>> START RECORDS PROVIDED

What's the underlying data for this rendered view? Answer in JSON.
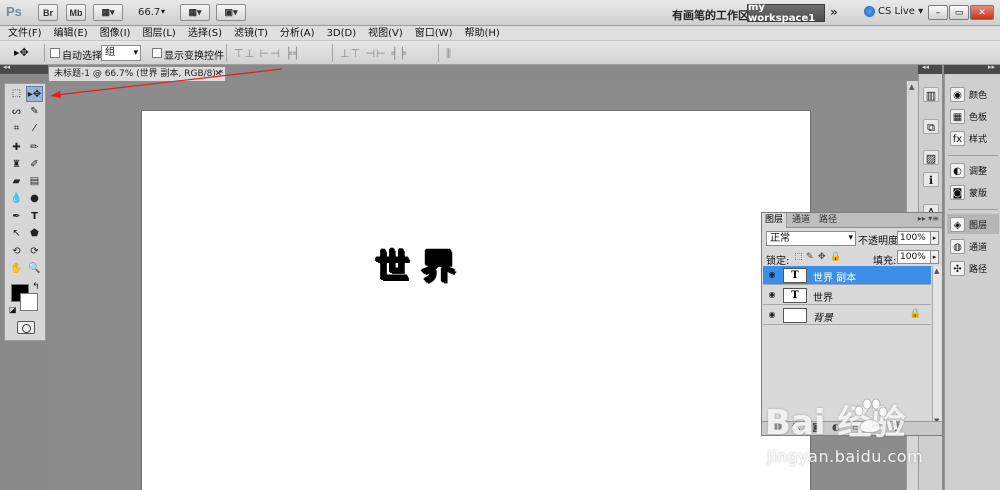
{
  "app": {
    "logo": "Ps",
    "bridge_btn": "Br",
    "minibridge_btn": "Mb",
    "zoom": "66.7",
    "workspace_text": "有画笔的工作区",
    "workspace_button": "my workspace1",
    "more": "»",
    "cs_live": "CS Live ▾",
    "minimize": "–",
    "restore": "▭",
    "close": "✕"
  },
  "menu": [
    "文件(F)",
    "编辑(E)",
    "图像(I)",
    "图层(L)",
    "选择(S)",
    "滤镜(T)",
    "分析(A)",
    "3D(D)",
    "视图(V)",
    "窗口(W)",
    "帮助(H)"
  ],
  "options": {
    "tool_icon": "▸✥",
    "auto_select_label": "自动选择:",
    "auto_select_value": "组",
    "transform_label": "显示变换控件",
    "align_icons_1": "⊤⊥ ⊢⊣ ╞╡",
    "align_icons_2": "⊥⊤ ⊣⊢ ╡╞",
    "distribute_icon": "⫼"
  },
  "document": {
    "tab_title": "未标题-1 @ 66.7% (世界 副本, RGB/8) *",
    "tab_close": "✕",
    "canvas_text": "世界"
  },
  "dock": {
    "items": [
      {
        "label": "颜色",
        "icon": "palette-icon",
        "glyph": "◉"
      },
      {
        "label": "色板",
        "icon": "swatches-icon",
        "glyph": "▦"
      },
      {
        "label": "样式",
        "icon": "styles-icon",
        "glyph": "fx"
      },
      {
        "label": "调整",
        "icon": "adjustments-icon",
        "glyph": "◐"
      },
      {
        "label": "蒙版",
        "icon": "masks-icon",
        "glyph": "◙"
      },
      {
        "label": "图层",
        "icon": "layers-icon",
        "glyph": "◈"
      },
      {
        "label": "通道",
        "icon": "channels-icon",
        "glyph": "◍"
      },
      {
        "label": "路径",
        "icon": "paths-icon",
        "glyph": "✣"
      }
    ]
  },
  "layers_panel": {
    "tabs": [
      "图层",
      "通道",
      "路径"
    ],
    "menu": "▸▸ ▾≡",
    "blend_mode": "正常",
    "opacity_label": "不透明度:",
    "opacity": "100%",
    "lock_label": "锁定:",
    "fill_label": "填充:",
    "fill": "100%",
    "layers": [
      {
        "name": "世界 副本",
        "thumb": "T",
        "selected": true
      },
      {
        "name": "世界",
        "thumb": "T",
        "selected": false
      },
      {
        "name": "背景",
        "thumb": "",
        "selected": false,
        "locked": true
      }
    ]
  },
  "watermark": {
    "brand": "Bai  经验",
    "url": "jingyan.baidu.com"
  }
}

>> END RECORDS PROVIDED

**WHAT THE TASK ASKS**
Without the pictures, print the records in full, exactly as they appear.

**COMPLETE RESPONSE**
What's the underlying data for this rendered view? Answer in JSON.
{
  "app": {
    "logo": "Ps",
    "bridge_btn": "Br",
    "minibridge_btn": "Mb",
    "zoom": "66.7",
    "workspace_text": "有画笔的工作区",
    "workspace_button": "my workspace1",
    "more": "»",
    "cs_live": "CS Live ▾",
    "minimize": "–",
    "restore": "▭",
    "close": "✕"
  },
  "menu": [
    "文件(F)",
    "编辑(E)",
    "图像(I)",
    "图层(L)",
    "选择(S)",
    "滤镜(T)",
    "分析(A)",
    "3D(D)",
    "视图(V)",
    "窗口(W)",
    "帮助(H)"
  ],
  "options": {
    "tool_icon": "▸✥",
    "auto_select_label": "自动选择:",
    "auto_select_value": "组",
    "transform_label": "显示变换控件",
    "align_icons_1": "⊤⊥ ⊢⊣ ╞╡",
    "align_icons_2": "⊥⊤ ⊣⊢ ╡╞",
    "distribute_icon": "⫼"
  },
  "document": {
    "tab_title": "未标题-1 @ 66.7% (世界 副本, RGB/8) *",
    "tab_close": "✕",
    "canvas_text": "世界"
  },
  "dock": {
    "items": [
      {
        "label": "颜色",
        "icon": "palette-icon",
        "glyph": "◉"
      },
      {
        "label": "色板",
        "icon": "swatches-icon",
        "glyph": "▦"
      },
      {
        "label": "样式",
        "icon": "styles-icon",
        "glyph": "fx"
      },
      {
        "label": "调整",
        "icon": "adjustments-icon",
        "glyph": "◐"
      },
      {
        "label": "蒙版",
        "icon": "masks-icon",
        "glyph": "◙"
      },
      {
        "label": "图层",
        "icon": "layers-icon",
        "glyph": "◈"
      },
      {
        "label": "通道",
        "icon": "channels-icon",
        "glyph": "◍"
      },
      {
        "label": "路径",
        "icon": "paths-icon",
        "glyph": "✣"
      }
    ]
  },
  "layers_panel": {
    "tabs": [
      "图层",
      "通道",
      "路径"
    ],
    "menu": "▸▸ ▾≡",
    "blend_mode": "正常",
    "opacity_label": "不透明度:",
    "opacity": "100%",
    "lock_label": "锁定:",
    "fill_label": "填充:",
    "fill": "100%",
    "layers": [
      {
        "name": "世界 副本",
        "thumb": "T",
        "selected": true
      },
      {
        "name": "世界",
        "thumb": "T",
        "selected": false
      },
      {
        "name": "背景",
        "thumb": "",
        "selected": false,
        "locked": true
      }
    ]
  },
  "watermark": {
    "brand": "Bai  经验",
    "url": "jingyan.baidu.com"
  }
}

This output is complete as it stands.